◆ **What the task asks**
Check each line of the material below, and copy it if it holds the string "with".

Rows from a dataset:
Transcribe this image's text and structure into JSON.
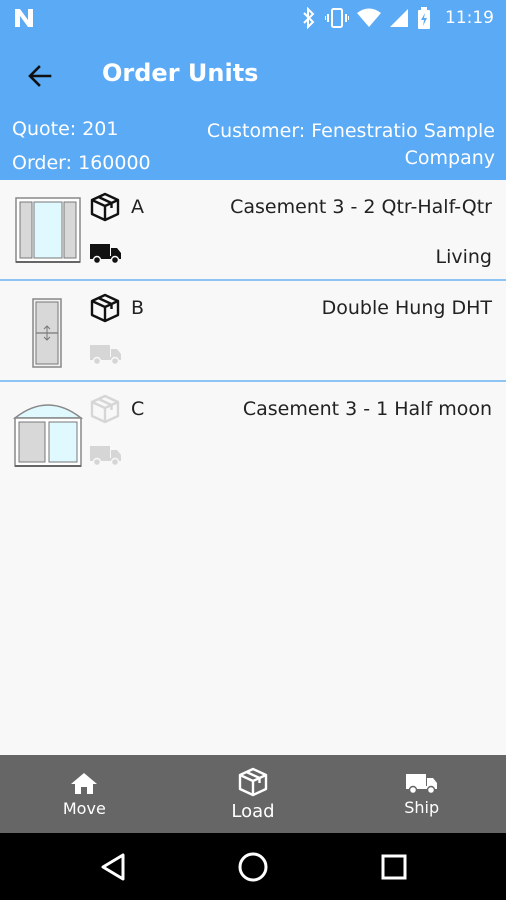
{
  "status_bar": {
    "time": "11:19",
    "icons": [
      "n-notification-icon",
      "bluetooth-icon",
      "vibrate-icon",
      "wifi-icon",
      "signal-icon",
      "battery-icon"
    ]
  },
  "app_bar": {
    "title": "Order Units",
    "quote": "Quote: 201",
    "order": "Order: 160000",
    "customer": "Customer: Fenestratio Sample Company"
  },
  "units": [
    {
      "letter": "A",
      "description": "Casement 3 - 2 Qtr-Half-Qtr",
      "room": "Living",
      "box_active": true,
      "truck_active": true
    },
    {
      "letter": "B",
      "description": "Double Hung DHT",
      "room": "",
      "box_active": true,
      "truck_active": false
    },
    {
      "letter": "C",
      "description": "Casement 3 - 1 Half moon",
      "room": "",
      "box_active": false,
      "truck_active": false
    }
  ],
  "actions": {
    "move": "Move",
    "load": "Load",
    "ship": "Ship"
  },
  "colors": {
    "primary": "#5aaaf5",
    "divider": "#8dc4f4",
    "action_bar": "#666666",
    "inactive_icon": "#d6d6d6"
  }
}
---
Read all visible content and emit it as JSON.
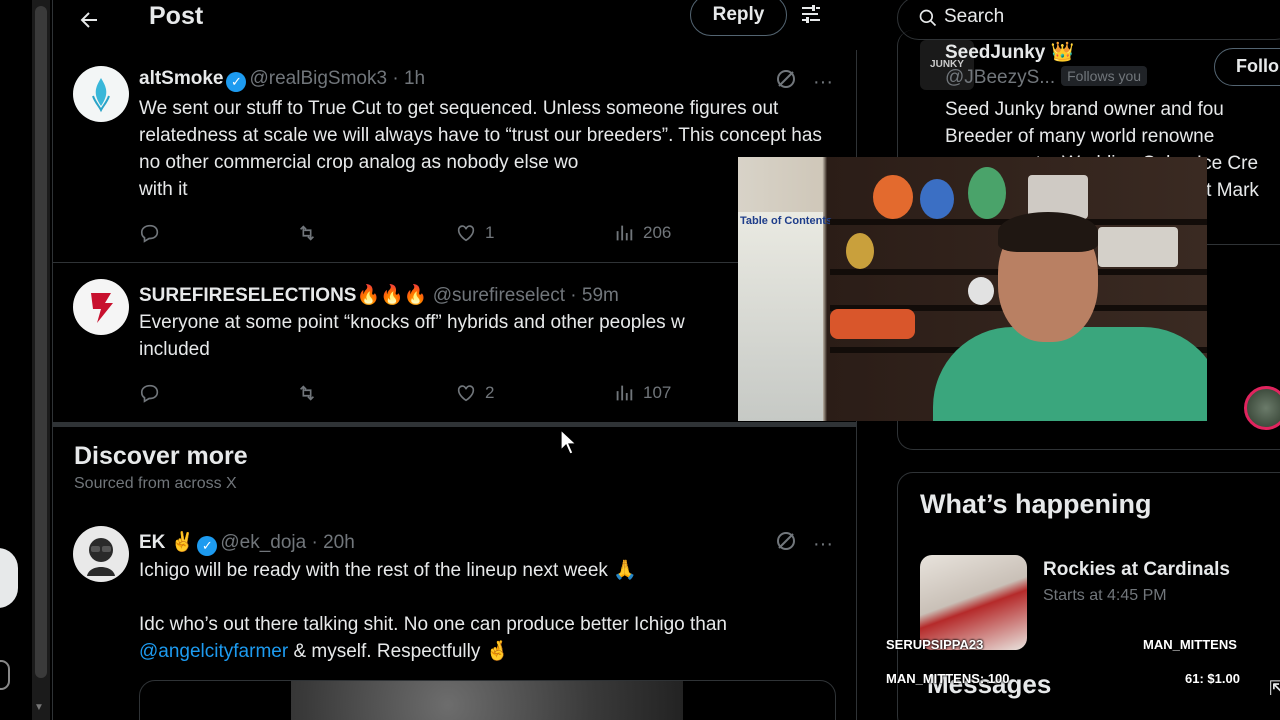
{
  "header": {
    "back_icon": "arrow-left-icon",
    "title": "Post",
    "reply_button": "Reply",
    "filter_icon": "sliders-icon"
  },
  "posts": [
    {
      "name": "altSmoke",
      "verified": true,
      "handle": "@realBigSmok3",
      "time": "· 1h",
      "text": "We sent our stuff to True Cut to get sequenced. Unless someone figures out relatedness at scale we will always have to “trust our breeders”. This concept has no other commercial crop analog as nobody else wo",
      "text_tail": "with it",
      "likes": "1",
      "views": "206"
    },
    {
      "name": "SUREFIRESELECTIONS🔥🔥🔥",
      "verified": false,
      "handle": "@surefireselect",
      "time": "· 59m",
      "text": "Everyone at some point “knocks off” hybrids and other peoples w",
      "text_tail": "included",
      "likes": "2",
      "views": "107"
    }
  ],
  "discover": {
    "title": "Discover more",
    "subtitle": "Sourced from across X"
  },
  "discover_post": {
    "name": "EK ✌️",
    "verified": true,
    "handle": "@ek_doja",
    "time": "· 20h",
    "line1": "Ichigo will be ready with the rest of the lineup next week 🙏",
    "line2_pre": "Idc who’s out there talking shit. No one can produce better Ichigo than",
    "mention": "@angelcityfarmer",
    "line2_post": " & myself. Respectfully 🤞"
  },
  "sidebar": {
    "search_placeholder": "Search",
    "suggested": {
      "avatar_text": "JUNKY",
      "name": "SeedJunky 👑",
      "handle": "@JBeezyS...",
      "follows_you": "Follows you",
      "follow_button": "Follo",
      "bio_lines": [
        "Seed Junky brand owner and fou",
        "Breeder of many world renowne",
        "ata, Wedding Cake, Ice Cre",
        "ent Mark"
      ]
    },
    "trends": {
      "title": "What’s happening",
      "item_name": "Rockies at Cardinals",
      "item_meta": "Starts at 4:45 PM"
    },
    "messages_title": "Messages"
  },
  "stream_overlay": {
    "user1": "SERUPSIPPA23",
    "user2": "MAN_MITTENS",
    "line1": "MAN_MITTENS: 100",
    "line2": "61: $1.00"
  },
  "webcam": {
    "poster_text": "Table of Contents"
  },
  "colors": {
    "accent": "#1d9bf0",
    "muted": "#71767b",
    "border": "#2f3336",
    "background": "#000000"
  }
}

◆ **Result below**
      "text_tail": "with it",
    "line1": "Ichigo will be ready with the rest of the lineup next week 🙏",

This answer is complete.